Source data

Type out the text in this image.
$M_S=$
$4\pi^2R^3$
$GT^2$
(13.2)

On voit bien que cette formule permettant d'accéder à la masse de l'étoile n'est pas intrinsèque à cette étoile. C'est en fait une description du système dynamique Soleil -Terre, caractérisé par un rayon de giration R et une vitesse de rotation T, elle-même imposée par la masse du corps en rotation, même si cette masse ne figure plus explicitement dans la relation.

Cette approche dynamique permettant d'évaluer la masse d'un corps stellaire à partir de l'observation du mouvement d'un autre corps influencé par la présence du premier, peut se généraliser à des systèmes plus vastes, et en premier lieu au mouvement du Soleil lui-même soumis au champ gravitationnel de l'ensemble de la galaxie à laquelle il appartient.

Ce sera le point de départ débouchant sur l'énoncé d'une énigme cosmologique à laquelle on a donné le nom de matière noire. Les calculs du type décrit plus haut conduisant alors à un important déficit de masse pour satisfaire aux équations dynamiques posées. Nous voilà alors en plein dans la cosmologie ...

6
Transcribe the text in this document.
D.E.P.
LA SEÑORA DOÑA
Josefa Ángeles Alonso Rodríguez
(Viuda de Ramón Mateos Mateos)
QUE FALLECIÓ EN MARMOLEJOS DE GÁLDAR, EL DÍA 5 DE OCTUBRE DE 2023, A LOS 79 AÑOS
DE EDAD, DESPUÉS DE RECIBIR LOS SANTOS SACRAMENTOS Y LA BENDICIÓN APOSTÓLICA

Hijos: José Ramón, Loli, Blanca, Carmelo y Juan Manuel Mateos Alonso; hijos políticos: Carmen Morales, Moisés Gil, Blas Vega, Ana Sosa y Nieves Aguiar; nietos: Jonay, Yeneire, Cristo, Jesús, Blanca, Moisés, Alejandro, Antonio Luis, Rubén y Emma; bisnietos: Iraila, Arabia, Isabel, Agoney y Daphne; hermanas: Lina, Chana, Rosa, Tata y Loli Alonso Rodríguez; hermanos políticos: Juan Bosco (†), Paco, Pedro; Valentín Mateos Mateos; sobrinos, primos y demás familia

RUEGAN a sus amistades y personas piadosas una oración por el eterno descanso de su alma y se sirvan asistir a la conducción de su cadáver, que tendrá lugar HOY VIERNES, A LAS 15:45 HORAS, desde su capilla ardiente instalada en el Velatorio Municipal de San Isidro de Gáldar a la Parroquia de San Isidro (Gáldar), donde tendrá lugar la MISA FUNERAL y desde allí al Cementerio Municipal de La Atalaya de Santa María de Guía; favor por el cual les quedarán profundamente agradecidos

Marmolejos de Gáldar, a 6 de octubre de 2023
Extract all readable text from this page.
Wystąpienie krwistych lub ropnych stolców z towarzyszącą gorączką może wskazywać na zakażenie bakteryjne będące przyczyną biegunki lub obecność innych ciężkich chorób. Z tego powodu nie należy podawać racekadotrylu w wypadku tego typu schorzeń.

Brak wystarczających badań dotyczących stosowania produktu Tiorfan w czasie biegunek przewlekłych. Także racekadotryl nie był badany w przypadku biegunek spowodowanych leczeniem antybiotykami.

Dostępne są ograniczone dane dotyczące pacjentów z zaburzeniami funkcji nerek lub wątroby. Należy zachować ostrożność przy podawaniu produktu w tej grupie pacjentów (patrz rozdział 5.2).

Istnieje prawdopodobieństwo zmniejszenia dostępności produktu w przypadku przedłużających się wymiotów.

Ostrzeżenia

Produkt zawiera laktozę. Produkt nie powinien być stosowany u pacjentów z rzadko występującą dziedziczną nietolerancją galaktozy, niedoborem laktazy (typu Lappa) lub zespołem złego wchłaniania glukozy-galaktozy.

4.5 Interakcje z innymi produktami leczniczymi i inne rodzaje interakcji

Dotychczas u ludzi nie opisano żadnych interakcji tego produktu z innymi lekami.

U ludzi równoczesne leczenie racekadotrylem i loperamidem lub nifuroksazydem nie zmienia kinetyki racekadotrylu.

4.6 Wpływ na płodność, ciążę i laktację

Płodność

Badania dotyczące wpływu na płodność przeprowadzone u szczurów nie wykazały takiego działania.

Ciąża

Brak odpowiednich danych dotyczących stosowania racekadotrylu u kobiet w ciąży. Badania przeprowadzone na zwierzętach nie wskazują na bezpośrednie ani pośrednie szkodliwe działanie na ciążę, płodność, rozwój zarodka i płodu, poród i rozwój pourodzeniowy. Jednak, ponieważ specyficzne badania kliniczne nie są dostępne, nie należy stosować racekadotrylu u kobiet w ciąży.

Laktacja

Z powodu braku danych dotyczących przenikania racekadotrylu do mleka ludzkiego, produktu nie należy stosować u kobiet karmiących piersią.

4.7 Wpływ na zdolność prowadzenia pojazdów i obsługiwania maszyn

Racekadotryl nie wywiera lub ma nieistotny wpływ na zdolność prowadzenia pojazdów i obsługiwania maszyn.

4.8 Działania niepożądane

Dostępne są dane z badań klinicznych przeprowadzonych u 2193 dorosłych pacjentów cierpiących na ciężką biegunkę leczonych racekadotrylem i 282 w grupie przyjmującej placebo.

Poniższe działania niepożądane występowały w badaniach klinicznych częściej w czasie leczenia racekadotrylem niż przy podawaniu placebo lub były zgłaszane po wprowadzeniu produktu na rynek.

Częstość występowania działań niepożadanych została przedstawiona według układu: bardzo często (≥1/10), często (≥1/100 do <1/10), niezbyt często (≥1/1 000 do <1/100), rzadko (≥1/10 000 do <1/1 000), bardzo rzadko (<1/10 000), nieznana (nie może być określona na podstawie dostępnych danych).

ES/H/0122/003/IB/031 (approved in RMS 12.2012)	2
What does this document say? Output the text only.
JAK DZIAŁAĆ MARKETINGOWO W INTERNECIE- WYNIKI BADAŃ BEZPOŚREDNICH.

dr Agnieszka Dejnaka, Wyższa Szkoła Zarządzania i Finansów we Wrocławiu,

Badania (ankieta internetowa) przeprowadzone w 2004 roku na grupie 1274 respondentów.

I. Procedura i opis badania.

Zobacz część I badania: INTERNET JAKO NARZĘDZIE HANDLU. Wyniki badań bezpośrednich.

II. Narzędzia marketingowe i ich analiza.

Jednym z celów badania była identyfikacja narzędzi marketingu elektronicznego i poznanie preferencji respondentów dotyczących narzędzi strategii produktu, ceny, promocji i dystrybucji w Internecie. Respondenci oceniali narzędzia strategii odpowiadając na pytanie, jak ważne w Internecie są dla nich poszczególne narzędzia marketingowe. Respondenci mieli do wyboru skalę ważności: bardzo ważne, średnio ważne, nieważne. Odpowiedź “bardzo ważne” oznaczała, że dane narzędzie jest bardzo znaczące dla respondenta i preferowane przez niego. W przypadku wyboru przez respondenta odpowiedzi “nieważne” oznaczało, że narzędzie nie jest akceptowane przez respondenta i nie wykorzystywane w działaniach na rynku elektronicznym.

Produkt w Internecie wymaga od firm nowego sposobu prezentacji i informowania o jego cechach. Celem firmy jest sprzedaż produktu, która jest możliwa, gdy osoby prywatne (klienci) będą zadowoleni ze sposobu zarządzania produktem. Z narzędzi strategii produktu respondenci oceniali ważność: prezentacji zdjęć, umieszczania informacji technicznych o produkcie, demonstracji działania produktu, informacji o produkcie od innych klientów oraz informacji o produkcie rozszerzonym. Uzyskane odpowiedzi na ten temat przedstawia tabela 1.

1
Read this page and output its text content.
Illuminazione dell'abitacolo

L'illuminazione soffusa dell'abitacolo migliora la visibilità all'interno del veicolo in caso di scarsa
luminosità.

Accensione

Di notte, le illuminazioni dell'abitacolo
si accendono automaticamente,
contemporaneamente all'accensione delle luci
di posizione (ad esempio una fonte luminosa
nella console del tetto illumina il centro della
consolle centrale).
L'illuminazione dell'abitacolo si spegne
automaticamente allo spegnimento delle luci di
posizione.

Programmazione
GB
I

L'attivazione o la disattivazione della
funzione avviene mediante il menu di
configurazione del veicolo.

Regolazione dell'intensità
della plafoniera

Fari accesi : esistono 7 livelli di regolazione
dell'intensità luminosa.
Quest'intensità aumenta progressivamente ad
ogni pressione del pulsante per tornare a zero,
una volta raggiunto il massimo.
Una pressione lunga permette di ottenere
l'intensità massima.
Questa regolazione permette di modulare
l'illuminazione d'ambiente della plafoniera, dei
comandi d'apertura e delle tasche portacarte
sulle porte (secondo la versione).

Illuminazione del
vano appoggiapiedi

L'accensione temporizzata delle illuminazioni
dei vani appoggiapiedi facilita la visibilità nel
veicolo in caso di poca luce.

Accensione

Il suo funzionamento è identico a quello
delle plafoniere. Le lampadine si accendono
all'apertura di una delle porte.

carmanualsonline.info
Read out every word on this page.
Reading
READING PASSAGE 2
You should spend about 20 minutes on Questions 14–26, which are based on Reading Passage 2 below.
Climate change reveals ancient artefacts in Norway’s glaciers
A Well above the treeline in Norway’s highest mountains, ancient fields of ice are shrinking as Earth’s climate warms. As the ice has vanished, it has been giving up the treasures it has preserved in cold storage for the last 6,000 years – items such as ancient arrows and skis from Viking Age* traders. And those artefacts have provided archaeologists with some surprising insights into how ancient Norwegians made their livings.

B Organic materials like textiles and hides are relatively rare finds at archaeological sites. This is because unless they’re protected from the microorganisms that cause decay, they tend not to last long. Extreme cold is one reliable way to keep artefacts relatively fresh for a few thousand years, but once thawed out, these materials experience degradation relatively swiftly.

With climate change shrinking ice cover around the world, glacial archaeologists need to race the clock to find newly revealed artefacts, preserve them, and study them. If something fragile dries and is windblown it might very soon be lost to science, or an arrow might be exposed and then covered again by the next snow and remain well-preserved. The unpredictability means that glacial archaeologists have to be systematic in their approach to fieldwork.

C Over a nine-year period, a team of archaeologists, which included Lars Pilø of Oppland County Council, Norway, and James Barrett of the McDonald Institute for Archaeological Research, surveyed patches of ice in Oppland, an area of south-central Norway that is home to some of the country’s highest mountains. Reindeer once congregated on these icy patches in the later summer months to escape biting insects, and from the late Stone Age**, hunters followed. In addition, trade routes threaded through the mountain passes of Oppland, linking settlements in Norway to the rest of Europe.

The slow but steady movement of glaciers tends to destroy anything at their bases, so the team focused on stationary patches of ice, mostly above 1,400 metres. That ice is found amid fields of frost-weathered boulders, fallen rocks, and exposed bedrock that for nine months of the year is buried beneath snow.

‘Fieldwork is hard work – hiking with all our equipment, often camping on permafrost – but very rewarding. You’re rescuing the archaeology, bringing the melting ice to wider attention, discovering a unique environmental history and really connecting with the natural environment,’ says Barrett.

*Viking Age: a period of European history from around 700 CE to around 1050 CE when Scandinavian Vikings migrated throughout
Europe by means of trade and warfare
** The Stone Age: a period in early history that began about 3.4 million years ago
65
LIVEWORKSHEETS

● **Your goal**
Search the data for the string "maszyn". List each line that has it.

● **The completed task**
4.7 Wpływ na zdolność prowadzenia pojazdów i obsługiwania maszyn
Racekadotryl nie wywiera lub ma nieistotny wpływ na zdolność prowadzenia pojazdów i obsługiwania maszyn.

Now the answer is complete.